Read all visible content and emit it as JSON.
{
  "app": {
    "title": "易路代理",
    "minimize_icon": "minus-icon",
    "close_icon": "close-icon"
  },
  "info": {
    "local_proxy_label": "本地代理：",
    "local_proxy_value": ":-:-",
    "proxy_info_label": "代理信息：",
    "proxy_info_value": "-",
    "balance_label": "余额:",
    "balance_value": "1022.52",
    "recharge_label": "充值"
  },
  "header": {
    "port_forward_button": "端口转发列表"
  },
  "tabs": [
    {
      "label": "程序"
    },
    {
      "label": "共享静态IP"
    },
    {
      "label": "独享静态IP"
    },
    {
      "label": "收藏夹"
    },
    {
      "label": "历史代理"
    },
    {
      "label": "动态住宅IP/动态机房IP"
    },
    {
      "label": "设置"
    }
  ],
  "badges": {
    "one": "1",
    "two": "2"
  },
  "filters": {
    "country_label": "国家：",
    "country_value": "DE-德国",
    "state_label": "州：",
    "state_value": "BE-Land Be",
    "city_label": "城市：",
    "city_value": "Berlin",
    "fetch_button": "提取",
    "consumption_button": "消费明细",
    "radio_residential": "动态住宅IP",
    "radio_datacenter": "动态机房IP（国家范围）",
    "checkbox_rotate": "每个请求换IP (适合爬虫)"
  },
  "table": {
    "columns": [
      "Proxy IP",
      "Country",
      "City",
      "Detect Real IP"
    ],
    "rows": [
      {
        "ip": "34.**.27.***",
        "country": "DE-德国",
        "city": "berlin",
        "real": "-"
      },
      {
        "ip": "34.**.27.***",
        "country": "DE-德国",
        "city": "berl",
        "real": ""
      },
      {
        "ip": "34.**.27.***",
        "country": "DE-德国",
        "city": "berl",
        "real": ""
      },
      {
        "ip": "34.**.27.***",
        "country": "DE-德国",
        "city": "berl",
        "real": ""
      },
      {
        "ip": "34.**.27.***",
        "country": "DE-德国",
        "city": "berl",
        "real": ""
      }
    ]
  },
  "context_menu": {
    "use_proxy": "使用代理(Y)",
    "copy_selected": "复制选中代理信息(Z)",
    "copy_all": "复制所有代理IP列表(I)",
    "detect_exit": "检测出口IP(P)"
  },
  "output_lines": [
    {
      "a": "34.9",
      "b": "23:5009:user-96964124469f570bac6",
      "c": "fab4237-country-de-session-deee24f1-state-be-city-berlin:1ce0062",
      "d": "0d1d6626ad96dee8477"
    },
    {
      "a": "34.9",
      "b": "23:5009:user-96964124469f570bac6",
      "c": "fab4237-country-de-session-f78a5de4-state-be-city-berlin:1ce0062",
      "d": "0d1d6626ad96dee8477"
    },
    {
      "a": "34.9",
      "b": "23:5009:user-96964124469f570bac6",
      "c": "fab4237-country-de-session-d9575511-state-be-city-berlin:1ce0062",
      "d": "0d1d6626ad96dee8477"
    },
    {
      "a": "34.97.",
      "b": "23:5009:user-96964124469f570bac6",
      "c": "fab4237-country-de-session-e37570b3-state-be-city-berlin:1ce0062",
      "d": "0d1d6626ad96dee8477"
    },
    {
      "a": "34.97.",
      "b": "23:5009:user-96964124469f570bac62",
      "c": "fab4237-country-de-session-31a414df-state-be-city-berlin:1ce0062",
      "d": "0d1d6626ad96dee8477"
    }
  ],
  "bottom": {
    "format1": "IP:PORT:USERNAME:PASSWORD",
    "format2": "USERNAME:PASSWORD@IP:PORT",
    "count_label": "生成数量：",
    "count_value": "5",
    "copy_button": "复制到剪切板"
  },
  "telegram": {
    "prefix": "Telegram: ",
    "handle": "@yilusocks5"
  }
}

===

* WHAT IS EXPECTED *
Find each line holding the word "icon" and copy it.

* EXERCISE RESULT *
    "minimize_icon": "minus-icon",
    "close_icon": "close-icon"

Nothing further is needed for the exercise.